Start of ENTRIES SUPPLIED

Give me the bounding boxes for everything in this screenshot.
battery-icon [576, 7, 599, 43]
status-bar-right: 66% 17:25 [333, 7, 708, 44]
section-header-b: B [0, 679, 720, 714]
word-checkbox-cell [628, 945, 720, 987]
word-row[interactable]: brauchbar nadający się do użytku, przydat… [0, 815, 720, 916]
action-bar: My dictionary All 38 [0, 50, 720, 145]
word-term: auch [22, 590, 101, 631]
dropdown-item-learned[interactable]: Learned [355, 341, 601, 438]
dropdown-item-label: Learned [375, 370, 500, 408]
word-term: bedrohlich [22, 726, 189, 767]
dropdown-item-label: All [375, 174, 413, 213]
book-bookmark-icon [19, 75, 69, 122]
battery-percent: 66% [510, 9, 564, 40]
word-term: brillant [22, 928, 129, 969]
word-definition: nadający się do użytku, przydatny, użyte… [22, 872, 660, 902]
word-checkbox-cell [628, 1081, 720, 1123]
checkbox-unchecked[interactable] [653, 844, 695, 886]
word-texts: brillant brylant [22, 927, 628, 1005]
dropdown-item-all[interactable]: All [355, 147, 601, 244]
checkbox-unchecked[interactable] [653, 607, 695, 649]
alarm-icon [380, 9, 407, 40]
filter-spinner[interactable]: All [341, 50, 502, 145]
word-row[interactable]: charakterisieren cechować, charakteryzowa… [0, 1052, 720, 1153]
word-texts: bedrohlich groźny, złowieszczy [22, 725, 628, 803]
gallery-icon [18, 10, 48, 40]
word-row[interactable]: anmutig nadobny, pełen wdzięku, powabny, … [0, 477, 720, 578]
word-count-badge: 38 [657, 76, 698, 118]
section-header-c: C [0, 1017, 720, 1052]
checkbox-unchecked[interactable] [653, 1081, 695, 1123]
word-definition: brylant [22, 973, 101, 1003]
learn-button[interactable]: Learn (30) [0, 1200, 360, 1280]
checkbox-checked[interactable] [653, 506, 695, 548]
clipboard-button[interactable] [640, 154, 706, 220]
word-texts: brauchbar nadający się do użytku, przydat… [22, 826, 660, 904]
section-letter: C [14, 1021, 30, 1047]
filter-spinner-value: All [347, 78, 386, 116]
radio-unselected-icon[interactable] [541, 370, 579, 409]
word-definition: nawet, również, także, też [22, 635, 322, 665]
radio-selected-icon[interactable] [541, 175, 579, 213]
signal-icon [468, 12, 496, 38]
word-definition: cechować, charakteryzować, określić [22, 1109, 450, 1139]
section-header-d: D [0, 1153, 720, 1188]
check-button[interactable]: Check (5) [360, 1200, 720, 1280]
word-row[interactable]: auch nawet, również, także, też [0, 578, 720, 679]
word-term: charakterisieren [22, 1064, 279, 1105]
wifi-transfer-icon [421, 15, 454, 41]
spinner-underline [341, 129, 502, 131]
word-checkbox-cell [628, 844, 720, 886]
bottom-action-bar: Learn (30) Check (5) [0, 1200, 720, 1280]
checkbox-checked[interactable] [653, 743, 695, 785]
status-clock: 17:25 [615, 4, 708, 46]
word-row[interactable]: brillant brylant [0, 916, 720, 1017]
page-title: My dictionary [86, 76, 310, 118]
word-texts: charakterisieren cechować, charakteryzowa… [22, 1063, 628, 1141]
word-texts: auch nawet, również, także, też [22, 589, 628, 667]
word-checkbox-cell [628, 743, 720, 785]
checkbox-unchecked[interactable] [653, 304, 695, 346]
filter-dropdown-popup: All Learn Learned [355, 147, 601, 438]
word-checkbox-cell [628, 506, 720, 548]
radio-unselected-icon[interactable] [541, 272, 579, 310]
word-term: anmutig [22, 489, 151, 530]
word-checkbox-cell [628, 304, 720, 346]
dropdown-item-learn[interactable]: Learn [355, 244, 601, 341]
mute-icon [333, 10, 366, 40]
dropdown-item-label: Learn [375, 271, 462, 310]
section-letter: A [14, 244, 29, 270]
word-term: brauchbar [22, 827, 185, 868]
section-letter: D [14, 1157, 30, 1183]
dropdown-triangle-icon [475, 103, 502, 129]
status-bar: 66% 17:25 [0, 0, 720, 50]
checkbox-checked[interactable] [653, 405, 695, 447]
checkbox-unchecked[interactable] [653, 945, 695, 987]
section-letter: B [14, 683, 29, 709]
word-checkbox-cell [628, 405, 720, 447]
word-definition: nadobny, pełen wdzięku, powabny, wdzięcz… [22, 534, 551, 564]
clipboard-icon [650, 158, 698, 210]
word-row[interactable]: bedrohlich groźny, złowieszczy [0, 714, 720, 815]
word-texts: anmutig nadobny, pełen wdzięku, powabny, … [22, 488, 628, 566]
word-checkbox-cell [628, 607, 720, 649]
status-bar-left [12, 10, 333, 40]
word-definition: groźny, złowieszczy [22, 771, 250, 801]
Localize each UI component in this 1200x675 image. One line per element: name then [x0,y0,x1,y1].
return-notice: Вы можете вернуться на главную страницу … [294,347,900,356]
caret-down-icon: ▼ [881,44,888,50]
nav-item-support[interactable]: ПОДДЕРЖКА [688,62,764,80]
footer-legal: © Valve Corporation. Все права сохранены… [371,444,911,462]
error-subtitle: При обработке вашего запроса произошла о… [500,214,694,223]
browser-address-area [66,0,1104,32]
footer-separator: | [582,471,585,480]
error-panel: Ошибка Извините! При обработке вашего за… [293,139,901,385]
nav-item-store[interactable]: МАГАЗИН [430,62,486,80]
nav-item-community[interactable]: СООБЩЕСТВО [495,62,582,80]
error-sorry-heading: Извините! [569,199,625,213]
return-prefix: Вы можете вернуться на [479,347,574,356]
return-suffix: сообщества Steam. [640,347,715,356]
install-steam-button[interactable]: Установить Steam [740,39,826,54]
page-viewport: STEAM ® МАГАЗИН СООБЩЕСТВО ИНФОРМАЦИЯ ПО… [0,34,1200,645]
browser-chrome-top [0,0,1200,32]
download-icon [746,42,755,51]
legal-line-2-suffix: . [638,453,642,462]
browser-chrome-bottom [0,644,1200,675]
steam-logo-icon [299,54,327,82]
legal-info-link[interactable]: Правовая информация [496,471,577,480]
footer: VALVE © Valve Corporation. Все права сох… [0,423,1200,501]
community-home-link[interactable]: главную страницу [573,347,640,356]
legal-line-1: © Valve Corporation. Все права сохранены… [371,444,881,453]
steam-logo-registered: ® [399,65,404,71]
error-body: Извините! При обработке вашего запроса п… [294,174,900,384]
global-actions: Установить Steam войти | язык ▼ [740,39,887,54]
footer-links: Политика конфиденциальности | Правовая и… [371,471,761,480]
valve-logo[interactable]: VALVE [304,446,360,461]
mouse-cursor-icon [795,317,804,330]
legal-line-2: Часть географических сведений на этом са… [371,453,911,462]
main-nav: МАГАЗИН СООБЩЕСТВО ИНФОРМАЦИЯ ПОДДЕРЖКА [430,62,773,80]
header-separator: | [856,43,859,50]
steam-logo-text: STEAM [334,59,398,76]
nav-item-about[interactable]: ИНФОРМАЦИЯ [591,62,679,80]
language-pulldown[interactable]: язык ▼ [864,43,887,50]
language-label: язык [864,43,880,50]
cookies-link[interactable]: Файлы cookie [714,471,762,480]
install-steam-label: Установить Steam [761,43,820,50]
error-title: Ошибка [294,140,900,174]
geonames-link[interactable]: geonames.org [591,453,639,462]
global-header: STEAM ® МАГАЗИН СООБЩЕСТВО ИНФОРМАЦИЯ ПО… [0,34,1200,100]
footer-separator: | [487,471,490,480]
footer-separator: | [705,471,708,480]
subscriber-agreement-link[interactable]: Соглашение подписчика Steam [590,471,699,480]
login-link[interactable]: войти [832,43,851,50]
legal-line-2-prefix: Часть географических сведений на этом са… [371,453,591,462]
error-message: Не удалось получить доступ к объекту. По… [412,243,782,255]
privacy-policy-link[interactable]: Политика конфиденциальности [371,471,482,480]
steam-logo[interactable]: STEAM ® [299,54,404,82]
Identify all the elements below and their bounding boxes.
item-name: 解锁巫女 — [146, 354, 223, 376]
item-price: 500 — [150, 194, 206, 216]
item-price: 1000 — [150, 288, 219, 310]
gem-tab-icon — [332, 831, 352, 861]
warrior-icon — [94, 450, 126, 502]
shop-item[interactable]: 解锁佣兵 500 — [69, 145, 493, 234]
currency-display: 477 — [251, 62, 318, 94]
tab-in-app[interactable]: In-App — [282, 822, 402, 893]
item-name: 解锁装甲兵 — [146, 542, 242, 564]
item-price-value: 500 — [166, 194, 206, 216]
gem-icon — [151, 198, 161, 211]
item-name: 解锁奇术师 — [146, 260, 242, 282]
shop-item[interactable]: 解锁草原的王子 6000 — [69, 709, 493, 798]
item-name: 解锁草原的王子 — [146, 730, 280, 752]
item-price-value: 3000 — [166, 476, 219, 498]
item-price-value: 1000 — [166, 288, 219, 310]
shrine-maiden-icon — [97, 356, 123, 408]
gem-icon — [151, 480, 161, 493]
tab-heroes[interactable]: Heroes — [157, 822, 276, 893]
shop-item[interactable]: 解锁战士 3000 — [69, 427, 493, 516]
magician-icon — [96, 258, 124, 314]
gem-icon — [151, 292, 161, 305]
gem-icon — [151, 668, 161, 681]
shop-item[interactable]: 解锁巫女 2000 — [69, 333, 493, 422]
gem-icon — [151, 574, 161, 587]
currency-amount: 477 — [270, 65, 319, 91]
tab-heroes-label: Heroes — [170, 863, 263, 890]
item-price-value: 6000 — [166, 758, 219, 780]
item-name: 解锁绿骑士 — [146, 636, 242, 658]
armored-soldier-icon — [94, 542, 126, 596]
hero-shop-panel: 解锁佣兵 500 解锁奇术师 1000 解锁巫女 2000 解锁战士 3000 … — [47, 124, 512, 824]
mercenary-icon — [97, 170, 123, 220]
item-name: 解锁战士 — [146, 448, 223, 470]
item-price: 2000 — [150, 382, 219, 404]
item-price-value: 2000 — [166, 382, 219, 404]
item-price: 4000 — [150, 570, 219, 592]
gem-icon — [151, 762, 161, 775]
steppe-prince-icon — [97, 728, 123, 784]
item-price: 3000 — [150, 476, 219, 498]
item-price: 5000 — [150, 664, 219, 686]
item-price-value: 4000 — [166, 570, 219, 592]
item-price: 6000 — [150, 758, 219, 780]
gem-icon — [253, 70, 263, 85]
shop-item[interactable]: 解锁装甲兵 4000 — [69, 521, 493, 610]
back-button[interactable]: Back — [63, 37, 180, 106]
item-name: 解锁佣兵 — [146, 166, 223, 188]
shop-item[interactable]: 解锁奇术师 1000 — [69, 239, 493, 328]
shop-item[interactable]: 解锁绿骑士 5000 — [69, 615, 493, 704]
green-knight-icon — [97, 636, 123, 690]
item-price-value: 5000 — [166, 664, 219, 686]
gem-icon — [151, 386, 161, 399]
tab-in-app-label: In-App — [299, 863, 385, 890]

End of ENTRIES SUPPLIED

WRITTEN REQUEST: Format the listing as a Markdown table with the columns "Row" and "Line", starting at the first line and ending at the line that contains "word-checkbox-cell [628, 945, 720, 987]". Number each row and leave out any blank lines.

COMPLETED EXERCISE:
| Row | Line |
|---|---|
| 1 | Give me the bounding boxes for everything in this screenshot. |
| 2 | battery-icon [576, 7, 599, 43] |
| 3 | status-bar-right: 66% 17:25 [333, 7, 708, 44] |
| 4 | section-header-b: B [0, 679, 720, 714] |
| 5 | word-checkbox-cell [628, 945, 720, 987] |